[DATA LISTING]
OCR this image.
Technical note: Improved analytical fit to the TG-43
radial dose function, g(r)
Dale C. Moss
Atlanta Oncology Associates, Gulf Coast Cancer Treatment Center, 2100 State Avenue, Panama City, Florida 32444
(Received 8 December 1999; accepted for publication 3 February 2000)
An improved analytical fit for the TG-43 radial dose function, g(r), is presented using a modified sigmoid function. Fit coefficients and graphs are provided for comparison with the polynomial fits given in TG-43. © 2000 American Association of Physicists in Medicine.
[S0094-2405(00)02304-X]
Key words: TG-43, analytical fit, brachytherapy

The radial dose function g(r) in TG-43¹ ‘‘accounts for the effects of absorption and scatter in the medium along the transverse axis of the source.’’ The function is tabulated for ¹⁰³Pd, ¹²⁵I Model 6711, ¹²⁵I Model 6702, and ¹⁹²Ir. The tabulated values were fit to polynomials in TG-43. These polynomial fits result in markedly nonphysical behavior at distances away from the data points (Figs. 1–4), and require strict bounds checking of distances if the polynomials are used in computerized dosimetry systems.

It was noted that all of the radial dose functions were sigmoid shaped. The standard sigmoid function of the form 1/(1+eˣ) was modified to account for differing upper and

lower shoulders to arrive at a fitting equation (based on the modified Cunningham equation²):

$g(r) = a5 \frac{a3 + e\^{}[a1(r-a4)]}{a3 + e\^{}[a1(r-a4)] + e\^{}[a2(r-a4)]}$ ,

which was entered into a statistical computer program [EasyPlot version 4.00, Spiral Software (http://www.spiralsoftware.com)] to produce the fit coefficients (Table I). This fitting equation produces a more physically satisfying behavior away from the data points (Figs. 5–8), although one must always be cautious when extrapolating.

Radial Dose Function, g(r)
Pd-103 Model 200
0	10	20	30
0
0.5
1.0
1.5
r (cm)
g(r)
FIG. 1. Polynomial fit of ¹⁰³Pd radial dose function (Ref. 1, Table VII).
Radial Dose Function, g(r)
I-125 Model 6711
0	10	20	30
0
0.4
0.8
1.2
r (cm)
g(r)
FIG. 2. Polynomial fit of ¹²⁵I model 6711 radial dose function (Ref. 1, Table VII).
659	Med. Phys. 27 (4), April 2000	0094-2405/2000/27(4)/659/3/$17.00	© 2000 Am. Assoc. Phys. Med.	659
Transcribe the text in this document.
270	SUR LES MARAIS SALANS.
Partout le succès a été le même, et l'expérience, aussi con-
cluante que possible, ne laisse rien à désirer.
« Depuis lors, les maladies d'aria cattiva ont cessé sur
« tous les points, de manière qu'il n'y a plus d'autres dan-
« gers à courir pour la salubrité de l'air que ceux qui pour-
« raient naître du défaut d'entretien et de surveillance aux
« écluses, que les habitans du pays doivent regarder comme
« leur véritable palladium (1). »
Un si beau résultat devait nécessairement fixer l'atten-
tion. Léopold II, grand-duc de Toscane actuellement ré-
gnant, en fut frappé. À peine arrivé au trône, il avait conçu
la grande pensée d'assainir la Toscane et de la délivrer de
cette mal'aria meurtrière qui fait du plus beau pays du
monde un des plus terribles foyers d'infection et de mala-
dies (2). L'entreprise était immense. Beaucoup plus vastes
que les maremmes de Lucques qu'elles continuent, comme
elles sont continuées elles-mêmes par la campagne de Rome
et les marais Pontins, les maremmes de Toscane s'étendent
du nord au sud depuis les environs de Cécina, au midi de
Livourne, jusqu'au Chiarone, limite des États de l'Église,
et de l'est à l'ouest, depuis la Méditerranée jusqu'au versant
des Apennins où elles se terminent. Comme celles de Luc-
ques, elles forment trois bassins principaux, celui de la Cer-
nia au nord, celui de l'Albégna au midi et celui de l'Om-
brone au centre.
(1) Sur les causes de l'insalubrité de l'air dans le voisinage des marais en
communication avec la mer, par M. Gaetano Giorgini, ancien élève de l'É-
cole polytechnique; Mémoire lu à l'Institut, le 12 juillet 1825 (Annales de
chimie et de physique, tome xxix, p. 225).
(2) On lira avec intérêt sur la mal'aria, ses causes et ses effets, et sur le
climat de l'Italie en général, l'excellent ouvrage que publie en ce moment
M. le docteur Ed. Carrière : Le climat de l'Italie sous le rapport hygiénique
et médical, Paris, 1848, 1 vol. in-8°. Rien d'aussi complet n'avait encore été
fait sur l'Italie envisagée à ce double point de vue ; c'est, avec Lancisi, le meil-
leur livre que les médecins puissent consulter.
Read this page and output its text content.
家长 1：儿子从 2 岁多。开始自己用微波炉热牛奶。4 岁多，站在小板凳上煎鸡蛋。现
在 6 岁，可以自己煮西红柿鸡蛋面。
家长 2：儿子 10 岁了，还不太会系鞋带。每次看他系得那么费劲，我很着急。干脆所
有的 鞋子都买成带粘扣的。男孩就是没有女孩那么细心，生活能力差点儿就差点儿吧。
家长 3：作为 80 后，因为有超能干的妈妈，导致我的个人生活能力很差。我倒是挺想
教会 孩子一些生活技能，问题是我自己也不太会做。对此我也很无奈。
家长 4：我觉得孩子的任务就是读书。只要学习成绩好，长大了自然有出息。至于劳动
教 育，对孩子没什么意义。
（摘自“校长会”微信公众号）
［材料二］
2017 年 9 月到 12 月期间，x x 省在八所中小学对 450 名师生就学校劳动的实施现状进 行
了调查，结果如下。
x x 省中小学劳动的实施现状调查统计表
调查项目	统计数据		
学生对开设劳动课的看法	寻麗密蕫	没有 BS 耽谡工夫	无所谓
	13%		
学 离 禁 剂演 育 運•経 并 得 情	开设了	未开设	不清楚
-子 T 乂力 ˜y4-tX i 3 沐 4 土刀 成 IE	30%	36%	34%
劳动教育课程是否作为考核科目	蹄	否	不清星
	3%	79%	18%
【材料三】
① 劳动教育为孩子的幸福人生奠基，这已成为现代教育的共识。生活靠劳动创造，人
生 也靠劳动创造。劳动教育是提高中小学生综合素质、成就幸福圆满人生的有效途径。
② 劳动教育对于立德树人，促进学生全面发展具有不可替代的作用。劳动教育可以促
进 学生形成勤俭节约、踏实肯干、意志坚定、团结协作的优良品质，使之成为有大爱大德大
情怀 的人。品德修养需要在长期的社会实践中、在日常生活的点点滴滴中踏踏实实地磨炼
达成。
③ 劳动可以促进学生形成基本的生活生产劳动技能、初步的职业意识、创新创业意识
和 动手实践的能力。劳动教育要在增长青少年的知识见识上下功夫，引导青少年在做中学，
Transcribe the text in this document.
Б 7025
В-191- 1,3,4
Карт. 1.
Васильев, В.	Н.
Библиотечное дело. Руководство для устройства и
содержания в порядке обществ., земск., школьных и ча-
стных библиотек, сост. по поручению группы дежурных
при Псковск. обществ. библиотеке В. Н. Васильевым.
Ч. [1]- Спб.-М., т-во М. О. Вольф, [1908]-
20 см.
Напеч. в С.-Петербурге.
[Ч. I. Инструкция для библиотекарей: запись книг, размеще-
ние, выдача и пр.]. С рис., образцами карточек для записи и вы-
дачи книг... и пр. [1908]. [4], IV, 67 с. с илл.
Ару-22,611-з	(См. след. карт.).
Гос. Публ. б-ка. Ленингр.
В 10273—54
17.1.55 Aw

[EXERCISE DIRECTIONS] Working from the entries above, return all lines that contain "книг".

[EXERCISE ANSWER]
[Ч. I. Инструкция для библиотекарей: запись книг, размеще-
дачи книг... и пр. [1908]. [4], IV, 67 с. с илл.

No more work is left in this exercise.